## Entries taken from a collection
****************

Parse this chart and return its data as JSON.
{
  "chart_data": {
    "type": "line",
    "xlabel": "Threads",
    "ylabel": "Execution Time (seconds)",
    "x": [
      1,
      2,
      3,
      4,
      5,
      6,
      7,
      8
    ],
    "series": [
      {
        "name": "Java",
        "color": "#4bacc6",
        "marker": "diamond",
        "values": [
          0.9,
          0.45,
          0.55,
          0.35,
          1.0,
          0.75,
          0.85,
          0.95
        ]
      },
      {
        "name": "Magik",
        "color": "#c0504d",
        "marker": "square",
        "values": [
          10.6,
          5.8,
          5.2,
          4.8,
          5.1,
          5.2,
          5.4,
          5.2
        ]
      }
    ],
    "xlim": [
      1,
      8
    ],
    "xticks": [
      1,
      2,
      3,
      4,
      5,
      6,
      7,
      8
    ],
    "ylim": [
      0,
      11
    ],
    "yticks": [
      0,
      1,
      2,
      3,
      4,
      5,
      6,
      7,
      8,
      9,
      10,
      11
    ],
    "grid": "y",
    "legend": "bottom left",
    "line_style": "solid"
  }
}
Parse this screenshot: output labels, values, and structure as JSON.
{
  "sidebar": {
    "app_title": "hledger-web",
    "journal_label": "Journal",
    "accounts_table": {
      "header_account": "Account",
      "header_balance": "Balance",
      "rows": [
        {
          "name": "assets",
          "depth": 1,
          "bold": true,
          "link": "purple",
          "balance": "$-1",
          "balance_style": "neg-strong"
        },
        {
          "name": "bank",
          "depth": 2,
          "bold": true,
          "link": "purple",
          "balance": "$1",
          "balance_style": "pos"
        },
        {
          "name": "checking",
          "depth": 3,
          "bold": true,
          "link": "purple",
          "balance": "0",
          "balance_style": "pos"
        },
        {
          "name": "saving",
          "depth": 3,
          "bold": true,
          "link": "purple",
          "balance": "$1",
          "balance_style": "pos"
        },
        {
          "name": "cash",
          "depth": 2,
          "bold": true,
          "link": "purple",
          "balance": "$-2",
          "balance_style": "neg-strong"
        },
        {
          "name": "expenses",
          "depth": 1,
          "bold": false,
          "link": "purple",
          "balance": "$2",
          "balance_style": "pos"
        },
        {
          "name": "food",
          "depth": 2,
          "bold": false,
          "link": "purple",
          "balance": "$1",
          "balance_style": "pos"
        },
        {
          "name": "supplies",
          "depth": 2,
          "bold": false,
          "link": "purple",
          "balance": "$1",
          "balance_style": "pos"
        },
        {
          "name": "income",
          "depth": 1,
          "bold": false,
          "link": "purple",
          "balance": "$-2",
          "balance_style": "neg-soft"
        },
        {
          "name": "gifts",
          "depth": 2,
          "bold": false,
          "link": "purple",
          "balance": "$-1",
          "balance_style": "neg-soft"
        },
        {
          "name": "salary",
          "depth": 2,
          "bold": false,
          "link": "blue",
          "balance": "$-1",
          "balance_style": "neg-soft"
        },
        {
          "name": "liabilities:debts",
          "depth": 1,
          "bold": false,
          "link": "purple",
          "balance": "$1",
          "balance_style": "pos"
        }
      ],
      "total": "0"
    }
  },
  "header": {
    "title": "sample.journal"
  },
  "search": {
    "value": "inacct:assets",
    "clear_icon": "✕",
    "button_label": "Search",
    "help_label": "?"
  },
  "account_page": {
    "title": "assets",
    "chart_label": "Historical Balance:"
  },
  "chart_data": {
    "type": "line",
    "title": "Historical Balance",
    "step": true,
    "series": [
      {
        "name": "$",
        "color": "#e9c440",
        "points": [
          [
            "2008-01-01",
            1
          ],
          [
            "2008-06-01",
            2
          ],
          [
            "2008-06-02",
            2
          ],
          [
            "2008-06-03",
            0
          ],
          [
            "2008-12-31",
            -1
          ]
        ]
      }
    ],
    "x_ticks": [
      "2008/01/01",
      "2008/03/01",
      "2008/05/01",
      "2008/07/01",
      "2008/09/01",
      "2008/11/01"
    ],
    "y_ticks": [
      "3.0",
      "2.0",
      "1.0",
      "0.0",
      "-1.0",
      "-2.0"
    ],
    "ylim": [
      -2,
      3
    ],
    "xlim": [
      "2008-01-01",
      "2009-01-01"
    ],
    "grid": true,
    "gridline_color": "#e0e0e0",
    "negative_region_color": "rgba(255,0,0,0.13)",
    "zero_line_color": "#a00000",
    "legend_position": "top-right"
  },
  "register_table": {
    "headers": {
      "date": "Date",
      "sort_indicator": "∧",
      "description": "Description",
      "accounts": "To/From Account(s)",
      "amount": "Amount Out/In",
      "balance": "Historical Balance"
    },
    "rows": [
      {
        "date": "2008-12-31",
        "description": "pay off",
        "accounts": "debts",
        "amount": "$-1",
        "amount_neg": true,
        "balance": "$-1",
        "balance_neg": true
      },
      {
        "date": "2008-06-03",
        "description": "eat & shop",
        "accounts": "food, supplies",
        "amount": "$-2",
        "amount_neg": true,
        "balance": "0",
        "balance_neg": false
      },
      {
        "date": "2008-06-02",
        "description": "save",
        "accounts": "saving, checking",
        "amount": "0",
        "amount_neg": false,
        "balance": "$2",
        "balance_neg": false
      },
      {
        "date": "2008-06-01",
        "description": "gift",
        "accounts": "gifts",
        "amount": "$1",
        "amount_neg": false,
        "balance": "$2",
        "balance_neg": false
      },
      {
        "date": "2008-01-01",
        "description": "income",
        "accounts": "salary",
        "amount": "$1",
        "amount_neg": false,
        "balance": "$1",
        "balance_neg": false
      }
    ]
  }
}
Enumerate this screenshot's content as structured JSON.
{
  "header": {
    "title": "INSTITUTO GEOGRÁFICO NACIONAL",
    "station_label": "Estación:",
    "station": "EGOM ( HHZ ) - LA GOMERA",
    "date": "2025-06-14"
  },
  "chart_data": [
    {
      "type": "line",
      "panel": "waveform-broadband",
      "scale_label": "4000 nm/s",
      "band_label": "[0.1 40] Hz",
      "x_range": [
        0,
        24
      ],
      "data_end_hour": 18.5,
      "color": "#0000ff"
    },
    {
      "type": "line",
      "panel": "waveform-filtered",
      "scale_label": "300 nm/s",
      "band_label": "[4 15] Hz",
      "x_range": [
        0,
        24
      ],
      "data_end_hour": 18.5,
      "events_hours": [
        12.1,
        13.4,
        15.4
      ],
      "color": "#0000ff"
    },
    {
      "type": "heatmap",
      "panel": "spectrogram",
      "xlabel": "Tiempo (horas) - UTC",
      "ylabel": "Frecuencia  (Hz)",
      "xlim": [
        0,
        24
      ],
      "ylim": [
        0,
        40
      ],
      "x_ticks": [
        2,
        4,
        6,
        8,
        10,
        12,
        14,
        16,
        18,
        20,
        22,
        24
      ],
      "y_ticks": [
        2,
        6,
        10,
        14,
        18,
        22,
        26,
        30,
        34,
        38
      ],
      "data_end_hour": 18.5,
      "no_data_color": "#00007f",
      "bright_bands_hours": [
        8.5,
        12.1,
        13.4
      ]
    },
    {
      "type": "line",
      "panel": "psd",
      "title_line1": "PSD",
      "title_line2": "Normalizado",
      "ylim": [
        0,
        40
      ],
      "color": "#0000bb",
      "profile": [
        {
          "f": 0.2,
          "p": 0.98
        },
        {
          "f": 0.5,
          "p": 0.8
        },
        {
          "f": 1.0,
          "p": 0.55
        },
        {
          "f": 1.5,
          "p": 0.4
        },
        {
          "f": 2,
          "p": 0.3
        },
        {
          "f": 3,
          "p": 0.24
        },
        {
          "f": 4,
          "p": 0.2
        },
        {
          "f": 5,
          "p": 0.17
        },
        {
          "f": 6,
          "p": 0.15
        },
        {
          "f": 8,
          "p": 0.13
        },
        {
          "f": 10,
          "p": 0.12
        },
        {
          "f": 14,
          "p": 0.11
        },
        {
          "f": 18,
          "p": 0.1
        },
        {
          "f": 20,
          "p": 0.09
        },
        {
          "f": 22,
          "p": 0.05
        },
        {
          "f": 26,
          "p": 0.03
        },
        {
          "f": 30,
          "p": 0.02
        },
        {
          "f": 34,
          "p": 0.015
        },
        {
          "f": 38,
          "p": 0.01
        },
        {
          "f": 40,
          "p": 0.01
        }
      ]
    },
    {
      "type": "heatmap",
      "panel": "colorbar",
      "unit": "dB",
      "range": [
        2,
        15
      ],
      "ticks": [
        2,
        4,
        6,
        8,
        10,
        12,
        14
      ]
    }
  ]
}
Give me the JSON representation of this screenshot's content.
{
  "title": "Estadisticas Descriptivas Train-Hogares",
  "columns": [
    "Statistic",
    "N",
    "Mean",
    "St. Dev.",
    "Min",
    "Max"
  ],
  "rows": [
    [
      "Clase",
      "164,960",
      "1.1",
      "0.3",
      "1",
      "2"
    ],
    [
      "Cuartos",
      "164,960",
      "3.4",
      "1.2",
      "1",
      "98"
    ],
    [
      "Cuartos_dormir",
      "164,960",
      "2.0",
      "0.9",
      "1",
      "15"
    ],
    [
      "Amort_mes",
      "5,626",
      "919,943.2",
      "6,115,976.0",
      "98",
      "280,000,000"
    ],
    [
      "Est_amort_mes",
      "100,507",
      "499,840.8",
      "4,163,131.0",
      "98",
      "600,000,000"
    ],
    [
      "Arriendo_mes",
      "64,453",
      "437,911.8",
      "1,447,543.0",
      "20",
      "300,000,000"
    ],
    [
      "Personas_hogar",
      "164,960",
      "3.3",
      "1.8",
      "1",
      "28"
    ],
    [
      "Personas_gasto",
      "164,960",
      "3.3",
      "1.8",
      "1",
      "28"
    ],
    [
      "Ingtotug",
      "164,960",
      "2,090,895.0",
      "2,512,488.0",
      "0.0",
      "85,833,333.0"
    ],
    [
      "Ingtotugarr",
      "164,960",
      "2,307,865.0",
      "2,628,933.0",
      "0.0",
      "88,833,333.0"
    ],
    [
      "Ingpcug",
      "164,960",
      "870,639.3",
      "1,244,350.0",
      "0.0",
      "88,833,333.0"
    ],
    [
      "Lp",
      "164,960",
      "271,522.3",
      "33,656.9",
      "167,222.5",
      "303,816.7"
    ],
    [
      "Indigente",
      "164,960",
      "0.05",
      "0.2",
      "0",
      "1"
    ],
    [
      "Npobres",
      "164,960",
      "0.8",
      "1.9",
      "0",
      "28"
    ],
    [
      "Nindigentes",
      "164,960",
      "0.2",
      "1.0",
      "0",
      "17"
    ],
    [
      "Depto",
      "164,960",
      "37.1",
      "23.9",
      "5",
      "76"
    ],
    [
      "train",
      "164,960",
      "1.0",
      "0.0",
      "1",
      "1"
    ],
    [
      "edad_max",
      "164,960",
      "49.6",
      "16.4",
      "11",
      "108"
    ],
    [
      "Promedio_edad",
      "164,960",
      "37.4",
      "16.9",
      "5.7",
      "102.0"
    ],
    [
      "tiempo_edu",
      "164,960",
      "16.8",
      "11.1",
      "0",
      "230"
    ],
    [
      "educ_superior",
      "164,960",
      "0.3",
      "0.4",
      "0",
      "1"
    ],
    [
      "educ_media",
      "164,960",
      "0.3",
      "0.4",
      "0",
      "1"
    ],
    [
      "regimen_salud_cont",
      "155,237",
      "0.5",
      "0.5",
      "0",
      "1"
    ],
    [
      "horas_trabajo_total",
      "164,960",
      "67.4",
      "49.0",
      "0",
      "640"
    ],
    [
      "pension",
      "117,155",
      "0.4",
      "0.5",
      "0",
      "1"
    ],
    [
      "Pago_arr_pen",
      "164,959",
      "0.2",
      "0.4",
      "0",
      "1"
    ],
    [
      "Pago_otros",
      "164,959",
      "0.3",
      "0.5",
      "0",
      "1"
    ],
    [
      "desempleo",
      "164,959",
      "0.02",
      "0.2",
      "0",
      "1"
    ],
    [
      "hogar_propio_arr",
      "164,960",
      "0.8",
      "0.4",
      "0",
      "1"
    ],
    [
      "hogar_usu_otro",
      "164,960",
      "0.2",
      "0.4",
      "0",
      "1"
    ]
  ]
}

****************

## EXERCISE DETAILS
Find all the lines containing "debts" in the material, then copy them.

## RESPONSE TO THE EXERCISE
          "name": "liabilities:debts",
        "accounts": "debts",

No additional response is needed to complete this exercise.